[begin MATERIAL PROVIDED]
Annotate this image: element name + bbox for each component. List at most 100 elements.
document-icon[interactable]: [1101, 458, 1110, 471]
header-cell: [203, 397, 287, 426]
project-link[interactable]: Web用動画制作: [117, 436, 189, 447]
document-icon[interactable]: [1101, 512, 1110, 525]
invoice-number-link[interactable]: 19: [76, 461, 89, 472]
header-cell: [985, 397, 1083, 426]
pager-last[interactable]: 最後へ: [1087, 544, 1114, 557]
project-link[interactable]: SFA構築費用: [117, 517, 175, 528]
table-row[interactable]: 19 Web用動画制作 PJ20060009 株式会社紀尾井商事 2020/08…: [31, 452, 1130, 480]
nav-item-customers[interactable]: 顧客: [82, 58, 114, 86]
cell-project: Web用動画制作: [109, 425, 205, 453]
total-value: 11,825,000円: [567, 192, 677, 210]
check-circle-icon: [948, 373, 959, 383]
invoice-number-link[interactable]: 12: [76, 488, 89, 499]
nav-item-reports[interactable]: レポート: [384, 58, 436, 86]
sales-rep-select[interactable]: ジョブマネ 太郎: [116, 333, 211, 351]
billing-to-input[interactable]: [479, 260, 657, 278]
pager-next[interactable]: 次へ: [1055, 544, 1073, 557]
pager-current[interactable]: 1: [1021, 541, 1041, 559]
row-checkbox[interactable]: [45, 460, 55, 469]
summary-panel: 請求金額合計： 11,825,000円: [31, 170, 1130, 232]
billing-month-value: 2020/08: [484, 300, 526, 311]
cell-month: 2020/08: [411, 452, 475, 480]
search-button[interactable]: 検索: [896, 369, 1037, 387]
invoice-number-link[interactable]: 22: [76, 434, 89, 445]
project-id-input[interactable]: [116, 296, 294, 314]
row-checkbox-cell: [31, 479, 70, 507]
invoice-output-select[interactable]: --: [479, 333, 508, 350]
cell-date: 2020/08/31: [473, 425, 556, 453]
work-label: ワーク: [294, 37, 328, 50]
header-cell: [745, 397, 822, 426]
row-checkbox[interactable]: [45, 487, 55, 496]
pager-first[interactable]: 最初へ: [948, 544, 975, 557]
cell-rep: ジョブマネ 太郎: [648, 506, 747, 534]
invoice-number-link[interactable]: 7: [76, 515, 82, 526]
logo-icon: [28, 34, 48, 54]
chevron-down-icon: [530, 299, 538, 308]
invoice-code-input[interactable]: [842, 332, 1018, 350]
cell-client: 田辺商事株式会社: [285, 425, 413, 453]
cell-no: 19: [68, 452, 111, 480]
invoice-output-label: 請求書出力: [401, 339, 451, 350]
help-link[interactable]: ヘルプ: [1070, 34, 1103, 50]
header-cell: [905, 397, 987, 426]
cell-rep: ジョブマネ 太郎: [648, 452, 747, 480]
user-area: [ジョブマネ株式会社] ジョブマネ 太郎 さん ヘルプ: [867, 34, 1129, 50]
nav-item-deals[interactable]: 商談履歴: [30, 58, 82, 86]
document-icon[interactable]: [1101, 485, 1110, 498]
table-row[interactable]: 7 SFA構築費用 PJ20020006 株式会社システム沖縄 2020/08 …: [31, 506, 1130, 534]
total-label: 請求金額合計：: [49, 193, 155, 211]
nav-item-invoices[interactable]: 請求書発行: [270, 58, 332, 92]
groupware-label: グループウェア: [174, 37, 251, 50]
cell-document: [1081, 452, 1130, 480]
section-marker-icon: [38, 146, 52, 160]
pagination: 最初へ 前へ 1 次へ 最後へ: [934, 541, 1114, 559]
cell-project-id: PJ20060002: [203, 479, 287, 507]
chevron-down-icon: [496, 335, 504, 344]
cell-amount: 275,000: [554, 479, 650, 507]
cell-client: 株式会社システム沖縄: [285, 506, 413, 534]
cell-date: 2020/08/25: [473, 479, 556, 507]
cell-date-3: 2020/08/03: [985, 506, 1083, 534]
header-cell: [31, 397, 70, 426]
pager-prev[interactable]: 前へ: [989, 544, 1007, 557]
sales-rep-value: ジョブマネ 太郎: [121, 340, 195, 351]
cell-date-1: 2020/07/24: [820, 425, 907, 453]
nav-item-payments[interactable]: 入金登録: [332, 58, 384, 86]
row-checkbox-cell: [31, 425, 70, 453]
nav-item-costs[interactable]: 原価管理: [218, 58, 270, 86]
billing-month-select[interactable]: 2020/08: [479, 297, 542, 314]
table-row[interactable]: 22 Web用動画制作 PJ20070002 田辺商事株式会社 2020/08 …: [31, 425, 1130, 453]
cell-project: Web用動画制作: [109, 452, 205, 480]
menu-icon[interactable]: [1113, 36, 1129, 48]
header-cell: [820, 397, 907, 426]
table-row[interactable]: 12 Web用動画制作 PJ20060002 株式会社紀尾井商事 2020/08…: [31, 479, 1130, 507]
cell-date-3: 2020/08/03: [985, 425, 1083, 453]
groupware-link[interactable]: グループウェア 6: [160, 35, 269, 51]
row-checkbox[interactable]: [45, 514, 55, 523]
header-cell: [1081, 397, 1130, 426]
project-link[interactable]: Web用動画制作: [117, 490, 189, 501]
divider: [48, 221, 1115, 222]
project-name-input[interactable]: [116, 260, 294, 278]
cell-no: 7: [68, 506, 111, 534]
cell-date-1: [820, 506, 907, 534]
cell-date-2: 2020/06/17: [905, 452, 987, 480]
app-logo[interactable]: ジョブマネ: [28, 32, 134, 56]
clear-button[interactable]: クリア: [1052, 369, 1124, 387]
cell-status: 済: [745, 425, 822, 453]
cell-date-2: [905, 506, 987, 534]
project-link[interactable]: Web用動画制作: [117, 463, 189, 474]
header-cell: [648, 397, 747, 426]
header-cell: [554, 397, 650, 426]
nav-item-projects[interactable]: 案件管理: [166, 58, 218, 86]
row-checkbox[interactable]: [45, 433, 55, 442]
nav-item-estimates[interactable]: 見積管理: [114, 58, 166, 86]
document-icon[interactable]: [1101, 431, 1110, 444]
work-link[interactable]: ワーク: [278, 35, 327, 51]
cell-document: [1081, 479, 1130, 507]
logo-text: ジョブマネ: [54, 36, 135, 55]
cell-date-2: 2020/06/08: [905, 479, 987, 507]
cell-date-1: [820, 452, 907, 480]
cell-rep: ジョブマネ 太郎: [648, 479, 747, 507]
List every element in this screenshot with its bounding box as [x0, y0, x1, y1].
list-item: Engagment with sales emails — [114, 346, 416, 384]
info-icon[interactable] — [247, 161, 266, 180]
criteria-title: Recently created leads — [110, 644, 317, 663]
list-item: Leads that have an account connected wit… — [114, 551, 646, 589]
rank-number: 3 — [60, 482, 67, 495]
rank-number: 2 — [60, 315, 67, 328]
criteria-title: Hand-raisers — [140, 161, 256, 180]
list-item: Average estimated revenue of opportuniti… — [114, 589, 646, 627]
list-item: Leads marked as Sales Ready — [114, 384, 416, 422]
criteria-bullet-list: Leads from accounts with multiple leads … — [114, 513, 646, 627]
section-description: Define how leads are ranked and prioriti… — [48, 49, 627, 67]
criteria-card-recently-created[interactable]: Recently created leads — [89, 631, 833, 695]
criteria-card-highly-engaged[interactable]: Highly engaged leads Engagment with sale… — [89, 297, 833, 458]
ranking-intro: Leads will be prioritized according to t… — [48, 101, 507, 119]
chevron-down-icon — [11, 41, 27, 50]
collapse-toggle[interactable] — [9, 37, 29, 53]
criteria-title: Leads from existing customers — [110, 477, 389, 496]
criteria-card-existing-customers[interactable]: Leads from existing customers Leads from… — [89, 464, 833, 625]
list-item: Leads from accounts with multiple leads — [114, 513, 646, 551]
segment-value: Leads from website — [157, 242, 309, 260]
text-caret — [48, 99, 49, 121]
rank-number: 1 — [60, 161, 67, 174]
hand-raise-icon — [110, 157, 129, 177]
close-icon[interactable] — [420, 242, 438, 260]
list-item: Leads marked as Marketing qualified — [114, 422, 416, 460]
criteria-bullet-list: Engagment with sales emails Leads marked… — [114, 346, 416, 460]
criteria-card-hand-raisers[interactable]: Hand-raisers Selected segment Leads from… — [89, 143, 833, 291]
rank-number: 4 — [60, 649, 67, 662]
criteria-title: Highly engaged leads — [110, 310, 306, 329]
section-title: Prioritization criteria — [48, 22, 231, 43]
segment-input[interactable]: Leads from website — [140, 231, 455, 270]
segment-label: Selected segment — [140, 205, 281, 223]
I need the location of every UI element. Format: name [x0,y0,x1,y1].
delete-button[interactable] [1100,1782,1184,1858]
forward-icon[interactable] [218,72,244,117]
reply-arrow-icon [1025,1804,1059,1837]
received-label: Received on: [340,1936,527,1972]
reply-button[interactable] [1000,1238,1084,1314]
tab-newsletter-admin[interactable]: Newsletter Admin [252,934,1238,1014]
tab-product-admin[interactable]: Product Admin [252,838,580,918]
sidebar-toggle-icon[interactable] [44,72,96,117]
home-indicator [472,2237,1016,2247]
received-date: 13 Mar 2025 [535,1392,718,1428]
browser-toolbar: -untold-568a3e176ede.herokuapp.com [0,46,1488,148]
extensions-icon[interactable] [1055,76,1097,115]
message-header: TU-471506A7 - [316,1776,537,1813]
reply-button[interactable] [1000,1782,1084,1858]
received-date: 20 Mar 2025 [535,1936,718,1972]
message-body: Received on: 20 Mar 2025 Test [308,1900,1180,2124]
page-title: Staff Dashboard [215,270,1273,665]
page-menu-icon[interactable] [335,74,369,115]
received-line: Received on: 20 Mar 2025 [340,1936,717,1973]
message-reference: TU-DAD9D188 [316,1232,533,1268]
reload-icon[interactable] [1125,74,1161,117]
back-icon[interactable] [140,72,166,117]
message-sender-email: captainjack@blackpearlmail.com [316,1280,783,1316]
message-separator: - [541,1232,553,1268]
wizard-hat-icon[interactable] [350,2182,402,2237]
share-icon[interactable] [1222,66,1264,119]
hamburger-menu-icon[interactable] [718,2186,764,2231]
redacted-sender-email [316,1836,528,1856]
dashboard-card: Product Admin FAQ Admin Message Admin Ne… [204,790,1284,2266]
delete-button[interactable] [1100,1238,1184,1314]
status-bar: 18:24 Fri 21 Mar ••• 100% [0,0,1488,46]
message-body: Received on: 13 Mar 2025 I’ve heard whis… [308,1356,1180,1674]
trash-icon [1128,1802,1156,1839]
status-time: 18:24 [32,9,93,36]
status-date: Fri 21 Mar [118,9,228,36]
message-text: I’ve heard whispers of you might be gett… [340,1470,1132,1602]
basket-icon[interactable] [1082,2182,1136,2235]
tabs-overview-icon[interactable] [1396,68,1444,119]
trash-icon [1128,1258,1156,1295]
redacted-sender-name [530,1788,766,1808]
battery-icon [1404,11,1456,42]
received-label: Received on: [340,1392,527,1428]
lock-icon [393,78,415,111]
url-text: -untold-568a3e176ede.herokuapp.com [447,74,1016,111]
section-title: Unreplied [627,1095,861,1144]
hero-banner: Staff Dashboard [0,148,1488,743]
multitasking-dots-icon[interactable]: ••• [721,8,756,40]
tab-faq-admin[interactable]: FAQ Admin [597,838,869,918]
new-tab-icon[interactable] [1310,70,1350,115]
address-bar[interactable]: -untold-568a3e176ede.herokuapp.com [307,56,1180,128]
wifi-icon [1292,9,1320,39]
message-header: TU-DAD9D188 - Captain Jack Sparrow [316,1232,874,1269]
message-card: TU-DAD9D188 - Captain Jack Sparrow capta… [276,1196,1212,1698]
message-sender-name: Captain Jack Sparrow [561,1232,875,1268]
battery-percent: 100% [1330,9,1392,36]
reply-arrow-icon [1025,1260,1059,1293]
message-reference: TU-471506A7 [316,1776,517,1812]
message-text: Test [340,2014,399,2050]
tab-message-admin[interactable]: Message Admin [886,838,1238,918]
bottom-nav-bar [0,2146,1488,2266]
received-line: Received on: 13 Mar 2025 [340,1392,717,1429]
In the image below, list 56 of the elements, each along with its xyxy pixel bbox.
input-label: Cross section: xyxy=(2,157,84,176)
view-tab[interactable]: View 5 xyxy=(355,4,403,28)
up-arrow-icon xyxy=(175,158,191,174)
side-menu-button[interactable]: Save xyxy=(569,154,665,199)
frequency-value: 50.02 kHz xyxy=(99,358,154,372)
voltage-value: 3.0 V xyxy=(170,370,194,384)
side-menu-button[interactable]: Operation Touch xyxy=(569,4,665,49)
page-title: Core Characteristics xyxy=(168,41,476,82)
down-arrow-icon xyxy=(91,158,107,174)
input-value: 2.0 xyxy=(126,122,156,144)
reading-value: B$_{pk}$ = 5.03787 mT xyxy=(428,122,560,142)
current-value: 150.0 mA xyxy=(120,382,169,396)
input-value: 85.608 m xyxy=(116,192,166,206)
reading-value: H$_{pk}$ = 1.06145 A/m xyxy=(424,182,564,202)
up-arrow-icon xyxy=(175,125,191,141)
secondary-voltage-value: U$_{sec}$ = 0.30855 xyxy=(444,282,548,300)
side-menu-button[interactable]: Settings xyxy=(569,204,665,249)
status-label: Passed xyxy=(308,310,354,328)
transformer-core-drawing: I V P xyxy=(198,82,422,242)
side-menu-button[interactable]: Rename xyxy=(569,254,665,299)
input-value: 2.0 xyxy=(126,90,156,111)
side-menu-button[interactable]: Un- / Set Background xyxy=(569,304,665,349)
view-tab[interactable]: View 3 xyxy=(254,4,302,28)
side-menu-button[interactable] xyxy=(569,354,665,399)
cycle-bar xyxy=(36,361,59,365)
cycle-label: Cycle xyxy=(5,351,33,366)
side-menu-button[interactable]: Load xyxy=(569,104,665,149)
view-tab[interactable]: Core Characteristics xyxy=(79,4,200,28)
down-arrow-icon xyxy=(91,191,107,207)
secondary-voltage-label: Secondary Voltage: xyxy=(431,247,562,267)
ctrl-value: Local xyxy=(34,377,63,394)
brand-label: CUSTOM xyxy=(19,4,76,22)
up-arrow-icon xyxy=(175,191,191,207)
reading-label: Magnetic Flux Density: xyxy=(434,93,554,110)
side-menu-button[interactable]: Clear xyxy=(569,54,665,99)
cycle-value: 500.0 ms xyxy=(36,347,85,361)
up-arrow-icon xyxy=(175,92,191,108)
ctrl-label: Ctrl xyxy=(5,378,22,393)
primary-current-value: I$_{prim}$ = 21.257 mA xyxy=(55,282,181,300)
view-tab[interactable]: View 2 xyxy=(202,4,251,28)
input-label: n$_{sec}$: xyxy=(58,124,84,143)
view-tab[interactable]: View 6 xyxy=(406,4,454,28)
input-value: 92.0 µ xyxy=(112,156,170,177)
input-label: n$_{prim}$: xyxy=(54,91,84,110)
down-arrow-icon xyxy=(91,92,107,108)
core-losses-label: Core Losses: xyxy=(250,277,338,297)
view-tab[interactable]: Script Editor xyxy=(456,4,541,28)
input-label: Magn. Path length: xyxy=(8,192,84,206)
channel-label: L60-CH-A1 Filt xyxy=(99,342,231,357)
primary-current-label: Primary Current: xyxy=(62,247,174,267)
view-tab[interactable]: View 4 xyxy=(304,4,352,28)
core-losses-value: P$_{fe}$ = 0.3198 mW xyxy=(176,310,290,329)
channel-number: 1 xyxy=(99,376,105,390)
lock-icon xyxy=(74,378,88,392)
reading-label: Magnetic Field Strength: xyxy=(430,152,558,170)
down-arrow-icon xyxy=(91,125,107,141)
[end MATERIAL PROVIDED]
Rewrite the lines starting at the first line and ending at the line containing "invoice-number-link[interactable]: 12: [76, 488, 89, 499]", replacing every occurrence of "header-cell" with "column-header" and leaving everything else unchanged.

Annotate this image: element name + bbox for each component. List at most 100 elements.
document-icon[interactable]: [1101, 458, 1110, 471]
column-header: [203, 397, 287, 426]
project-link[interactable]: Web用動画制作: [117, 436, 189, 447]
document-icon[interactable]: [1101, 512, 1110, 525]
invoice-number-link[interactable]: 19: [76, 461, 89, 472]
column-header: [985, 397, 1083, 426]
pager-last[interactable]: 最後へ: [1087, 544, 1114, 557]
project-link[interactable]: SFA構築費用: [117, 517, 175, 528]
table-row[interactable]: 19 Web用動画制作 PJ20060009 株式会社紀尾井商事 2020/08…: [31, 452, 1130, 480]
nav-item-customers[interactable]: 顧客: [82, 58, 114, 86]
cell-project: Web用動画制作: [109, 425, 205, 453]
total-value: 11,825,000円: [567, 192, 677, 210]
check-circle-icon: [948, 373, 959, 383]
invoice-number-link[interactable]: 12: [76, 488, 89, 499]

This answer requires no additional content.